:: ASSIGNED TASK 1 ::
In the news article from Caldwell, Idaho, what office does Vicki DeGeus-Morris hold?
:: ASSIGNED TASK 2 ::
Go on with the news article from Caldwell, Idaho, picking up after its last sentence.

:: PASSAGE FOR REVIEW ::
CALDWELL, Idaho _ The coroner's van pulled into the driveway sometime after midnight, and for a moment _ her dead daughter in her arms _ LaTisha Shippy hated God.
"I had hate in my heart for him," Shippy said. "I questioned my faith, and why this was happening. You don't lose four children and not have some of that."
Canyon County Coroner Vicki DeGeus-Morris found Shippy in bed and the baby's body, cleaned and dressed, on a changing table in another room. "It was apparent that she had been dead for a while, as the skin was slipping off the entire torso of the baby," DeGeus-Morris wrote in a coroner's report.
The baby had been dead inside Shippy's womb for days, DeGeus-Morris concluded, and yet Shippy had sought no medical help when she'd felt the nearly full-term baby stop moving. She and her fellow Followers of Christ consider professional medicine an engine of the devil. Instead, she had prayed.
In most states, failing to seek medical care for a nearly 40-week-old fetus might be a crime. Idaho is one of at least four states that provide religious groups broad exemptions from criminal prosecution and civil liability for the deaths of children attributable to medical neglect.

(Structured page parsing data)
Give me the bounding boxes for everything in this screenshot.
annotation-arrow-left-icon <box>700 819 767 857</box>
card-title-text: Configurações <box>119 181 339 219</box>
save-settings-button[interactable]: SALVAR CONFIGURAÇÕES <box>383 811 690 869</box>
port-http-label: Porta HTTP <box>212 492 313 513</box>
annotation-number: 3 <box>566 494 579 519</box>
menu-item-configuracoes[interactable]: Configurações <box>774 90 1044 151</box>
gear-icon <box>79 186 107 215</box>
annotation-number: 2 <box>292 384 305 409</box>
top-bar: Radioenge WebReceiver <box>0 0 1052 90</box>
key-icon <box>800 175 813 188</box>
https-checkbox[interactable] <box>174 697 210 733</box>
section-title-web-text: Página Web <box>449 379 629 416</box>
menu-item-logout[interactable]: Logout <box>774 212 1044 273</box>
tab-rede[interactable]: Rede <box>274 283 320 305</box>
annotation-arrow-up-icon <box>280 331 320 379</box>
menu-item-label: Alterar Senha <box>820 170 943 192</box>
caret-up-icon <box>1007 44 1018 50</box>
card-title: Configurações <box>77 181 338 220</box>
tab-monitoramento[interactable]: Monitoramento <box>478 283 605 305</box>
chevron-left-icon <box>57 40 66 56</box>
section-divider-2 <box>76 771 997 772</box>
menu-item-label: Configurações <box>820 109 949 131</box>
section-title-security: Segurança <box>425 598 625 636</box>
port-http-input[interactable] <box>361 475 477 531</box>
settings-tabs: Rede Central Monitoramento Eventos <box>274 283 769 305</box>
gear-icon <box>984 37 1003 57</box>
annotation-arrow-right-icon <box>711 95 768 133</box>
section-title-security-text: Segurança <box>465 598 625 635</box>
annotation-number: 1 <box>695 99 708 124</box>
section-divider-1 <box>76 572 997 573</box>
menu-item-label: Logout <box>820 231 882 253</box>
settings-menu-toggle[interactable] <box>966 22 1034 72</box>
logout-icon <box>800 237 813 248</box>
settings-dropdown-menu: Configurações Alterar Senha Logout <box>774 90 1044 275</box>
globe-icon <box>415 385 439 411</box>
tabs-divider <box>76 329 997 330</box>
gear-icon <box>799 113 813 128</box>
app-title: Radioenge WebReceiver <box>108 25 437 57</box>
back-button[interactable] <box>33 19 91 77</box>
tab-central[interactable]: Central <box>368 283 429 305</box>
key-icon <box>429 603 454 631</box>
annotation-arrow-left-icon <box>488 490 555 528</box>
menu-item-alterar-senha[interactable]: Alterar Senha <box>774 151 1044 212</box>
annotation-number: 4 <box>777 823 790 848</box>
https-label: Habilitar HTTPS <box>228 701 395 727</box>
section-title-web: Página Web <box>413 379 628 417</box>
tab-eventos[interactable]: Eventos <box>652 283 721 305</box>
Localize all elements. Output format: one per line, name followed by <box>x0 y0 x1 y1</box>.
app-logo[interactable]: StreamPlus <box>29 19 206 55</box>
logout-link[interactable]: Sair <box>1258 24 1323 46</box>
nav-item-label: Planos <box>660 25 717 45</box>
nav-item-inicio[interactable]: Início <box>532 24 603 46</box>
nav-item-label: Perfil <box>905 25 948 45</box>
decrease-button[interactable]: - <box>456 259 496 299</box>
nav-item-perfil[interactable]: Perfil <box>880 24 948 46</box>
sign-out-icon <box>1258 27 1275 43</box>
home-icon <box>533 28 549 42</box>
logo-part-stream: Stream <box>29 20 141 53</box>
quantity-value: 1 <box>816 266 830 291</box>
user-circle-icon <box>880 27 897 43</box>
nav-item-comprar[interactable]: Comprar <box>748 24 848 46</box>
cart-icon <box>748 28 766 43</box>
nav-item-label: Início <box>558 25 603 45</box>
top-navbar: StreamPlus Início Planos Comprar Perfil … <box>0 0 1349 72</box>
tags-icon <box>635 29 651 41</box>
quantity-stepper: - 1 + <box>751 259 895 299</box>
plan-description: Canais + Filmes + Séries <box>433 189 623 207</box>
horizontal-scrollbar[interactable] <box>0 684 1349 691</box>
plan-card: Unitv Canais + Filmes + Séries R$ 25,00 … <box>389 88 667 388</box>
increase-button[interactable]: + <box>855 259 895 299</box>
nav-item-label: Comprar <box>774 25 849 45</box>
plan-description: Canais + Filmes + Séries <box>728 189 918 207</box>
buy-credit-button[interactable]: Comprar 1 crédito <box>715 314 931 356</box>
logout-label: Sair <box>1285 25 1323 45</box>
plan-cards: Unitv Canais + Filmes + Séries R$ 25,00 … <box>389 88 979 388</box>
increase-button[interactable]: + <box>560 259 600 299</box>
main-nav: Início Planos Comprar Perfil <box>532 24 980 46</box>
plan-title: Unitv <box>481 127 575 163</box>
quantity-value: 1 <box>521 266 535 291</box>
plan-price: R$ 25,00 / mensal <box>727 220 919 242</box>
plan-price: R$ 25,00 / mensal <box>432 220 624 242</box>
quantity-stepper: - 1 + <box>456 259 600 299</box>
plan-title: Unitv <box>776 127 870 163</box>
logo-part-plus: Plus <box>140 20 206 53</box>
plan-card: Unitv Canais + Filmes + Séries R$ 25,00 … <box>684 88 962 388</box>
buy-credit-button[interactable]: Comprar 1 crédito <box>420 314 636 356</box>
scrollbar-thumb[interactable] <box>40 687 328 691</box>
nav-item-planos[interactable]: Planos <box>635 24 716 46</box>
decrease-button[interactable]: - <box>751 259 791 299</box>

:: EXERCISE RESPONSE 1 ::
She is the Canyon County Coroner.

:: EXERCISE RESPONSE 2 ::
In deep-red Idaho, where the right to be left alone trumps all ideologies, lawmakers have repeatedly rejected proposed changes to the law that would impose criminal or civil penalties for failing to seek medical care for children with life-threatening conditions.
But a growing resistance to Idaho's faith-healing statute is building here in the suburbs west of Boise, home to a group of Followers of Christ, a small Christian denomination that believes in faith healing and strict shunning of those who stray from the church's teachings.
Faced with three deaths linked to faith healing in the county over the last four months, Canyon County Sheriff Kieran Donahue has launched a campaign to change the law, and remove any religious exemptions for the legal obligation to seek medical care for children.
Donahue believes the law allows children to die unnecessarily, and painfully, in ways that the Followers of Christ may not medically understand. He has formed a unit in his department to investigate the death of every child connected to the group _ and hopes his findings will prompt the coroner to conduct more complete death examinations of the children.
In Canyon County, children of church members have died from pneumonia, infection of the fetal membrane, failure to administer insulin for diabetes and other preventable causes, and critics say public officials have accepted the deaths too easily.
In the Shippy case, breaking with the custom of most American death investigations _ especially those involving a child _ DeGeus-Morris did not take the baby's body with her or call the sheriff.
"It's an atrocity," said Donahue, 54, who first investigated faith-healing deaths as a Canyon County deputy. "If it was cattle being treated like this, no medical care, in distress, if you saw that from the street, we'd have a search warrant and we'd be kicking down doors."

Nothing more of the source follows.